Texto —
Una lectura sistémica: cuando el dolor no se puede integrar, se proyecta

Esto también es sistémico.

Cuando una sociedad no puede procesar sus propias heridas —cuando el dolor colectivo no se nombra, no se ritualiza, no se acoge—, necesita hacer algo con él. No puede simplemente desaparecer. Así que lo desplaza. Lo proyecta fuera. Lo convierte en relato. En imagen. En trama. En serie.

Así no duele tanto.. Así no obliga a mirar hacia dentro. Así no amenaza el orden establecido.

El sistema social, igual que el sistema familiar, tiende a la homeostasis: a mantener un equilibrio, aunque sea falso. Para lograrlo, hará lo que sea necesario: silenciar lo incómodo, maquillar lo trágico, estetizar el trauma. No porque sea perverso, sino porque no sabe cómo sostener lo que excluye.

Una cultura que no ha hecho el duelo de su historia —la guerra civil, la represión franquista, la violencia estructural contra las mujeres, los abusos silenciados por instituciones religiosas o familiares— necesita volcar ese dolor fuera del sistema.

¿Dónde lo hace?

Material de estudio —
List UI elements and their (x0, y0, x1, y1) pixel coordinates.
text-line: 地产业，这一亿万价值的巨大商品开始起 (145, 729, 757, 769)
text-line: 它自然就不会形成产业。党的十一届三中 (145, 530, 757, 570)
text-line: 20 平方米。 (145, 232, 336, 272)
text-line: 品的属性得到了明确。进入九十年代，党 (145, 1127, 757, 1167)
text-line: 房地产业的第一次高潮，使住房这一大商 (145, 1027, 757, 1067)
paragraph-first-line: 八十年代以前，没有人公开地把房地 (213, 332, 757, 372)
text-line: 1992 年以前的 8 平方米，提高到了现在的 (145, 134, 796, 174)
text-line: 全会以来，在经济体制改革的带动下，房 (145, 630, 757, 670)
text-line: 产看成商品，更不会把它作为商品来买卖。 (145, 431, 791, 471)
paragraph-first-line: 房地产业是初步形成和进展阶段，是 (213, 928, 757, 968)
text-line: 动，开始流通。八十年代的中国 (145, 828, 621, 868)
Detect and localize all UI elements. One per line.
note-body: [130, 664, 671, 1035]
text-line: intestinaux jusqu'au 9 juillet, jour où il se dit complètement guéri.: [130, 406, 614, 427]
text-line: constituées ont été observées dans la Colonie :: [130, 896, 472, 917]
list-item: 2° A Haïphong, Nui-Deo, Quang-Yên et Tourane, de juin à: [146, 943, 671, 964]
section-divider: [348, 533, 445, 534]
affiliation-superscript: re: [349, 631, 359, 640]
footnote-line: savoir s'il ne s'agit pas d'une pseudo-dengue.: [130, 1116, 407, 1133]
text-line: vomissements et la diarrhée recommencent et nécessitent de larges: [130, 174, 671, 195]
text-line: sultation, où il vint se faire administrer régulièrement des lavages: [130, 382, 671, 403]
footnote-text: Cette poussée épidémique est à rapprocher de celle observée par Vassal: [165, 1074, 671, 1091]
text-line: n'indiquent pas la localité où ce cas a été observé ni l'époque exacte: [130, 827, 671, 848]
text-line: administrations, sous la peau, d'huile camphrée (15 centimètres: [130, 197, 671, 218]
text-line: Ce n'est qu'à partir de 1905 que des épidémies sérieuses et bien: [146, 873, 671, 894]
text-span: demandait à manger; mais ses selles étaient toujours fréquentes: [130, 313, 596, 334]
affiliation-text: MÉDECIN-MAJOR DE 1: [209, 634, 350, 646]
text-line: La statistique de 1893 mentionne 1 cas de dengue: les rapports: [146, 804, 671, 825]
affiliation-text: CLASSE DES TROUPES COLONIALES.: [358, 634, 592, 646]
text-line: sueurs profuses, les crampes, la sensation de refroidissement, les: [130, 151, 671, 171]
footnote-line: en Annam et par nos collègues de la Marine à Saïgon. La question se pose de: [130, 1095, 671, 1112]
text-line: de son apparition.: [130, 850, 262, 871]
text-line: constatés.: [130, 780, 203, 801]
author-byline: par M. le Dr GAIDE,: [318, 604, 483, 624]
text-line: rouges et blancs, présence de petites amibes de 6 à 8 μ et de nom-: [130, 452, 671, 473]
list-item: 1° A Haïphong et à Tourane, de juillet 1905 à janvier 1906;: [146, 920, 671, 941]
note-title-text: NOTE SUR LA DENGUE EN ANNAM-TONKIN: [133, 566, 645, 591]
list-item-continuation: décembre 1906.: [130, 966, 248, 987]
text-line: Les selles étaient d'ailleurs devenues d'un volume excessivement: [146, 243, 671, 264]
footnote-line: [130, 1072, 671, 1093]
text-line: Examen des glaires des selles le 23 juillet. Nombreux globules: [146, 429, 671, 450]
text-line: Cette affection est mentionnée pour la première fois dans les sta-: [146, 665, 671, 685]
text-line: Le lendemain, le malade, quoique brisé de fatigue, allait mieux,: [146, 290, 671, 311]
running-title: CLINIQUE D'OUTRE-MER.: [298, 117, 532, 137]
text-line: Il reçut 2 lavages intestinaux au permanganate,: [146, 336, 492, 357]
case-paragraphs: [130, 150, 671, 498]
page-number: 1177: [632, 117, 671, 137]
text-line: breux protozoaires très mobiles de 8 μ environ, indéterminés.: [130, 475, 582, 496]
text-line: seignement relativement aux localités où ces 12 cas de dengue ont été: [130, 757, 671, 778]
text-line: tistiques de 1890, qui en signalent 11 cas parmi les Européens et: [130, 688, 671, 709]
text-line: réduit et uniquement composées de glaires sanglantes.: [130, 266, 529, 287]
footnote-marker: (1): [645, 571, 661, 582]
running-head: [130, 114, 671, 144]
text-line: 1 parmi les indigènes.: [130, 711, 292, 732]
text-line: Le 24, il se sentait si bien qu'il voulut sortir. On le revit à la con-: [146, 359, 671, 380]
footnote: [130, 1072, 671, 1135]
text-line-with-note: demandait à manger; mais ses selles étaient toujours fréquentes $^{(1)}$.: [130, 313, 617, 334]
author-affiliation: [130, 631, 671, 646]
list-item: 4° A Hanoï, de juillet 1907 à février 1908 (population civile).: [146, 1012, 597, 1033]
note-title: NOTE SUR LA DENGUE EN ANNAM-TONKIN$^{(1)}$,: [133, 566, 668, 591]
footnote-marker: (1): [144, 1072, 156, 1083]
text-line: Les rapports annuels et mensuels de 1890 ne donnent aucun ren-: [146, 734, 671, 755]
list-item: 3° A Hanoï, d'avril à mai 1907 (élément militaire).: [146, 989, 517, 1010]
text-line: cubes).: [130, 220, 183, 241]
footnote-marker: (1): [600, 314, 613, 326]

Tareas —
**1.** Enumera las heridas de su historia cuyo duelo no ha hecho la cultura, según el texto sobre el dolor colectivo.
**2.** Copia el tramo del texto sobre el dolor colectivo que va de "Cuando una sociedad" hasta "trama. En serie.", cambiando "sociedad" por "comunidad".
**3.** Retoma el texto sobre el dolor colectivo y sigue escribiéndolo a partir de su última frase.
Los registros son material aparte y no guardan relación con el texto.

Respuestas por tarea —
**1.**
- la guerra civil
- la represión franquista
- la violencia estructural contra las mujeres
- los abusos silenciados por instituciones religiosas o familiares

**2.**
Cuando una comunidad no puede procesar sus propias heridas —cuando el dolor colectivo no se nombra, no se ritualiza, no se acoge—, necesita hacer algo con él. No puede simplemente desaparecer. Así que lo desplaza. Lo proyecta fuera. Lo convierte en relato. En imagen. En trama. En serie.

**3.**
En el cine. En las series. En el telediario. En los virales de TikTok. En los true crimes de madrugada. En las distopías editadas en 4K.

Lo disfraza de ficción.

Lo convierte en entretenimiento.

Lo consume como si fuera ajeno.

Pero el trauma no desaparece por ser negado. Si no se integra, se repite. Si no se mira, se manifiesta. Si no se honra, vuelve en formas nuevas: ansiedad colectiva, violencia insensata, adicción al shock, apatía emocional.

Lo que no se puede llorar, se convierte en espectáculo.

Lo que no se puede decir, se convierte en serie.

Y así, el horror se vuelve hábito.

El trauma, rutina visual.

El dolor del otro, argumento de temporada.

Desde el pensamiento sistémico, esta dinámica es un mecanismo de defensa colectivo. El sistema protege su equilibrio aparente evitando sentir. Como un cuerpo que se disocia para no colapsar. Pero el precio es altísimo:

  • Perdemos sensibilidad.

  • Perdemos verdad.

  • Perdemos alma.

Y, lo más grave: perdemos la posibilidad de transformación.

Porque solo lo que se mira con compasión puede integrarse.

Solo lo que se honra puede liberarse.

Solo lo que se incluye puede sanarse.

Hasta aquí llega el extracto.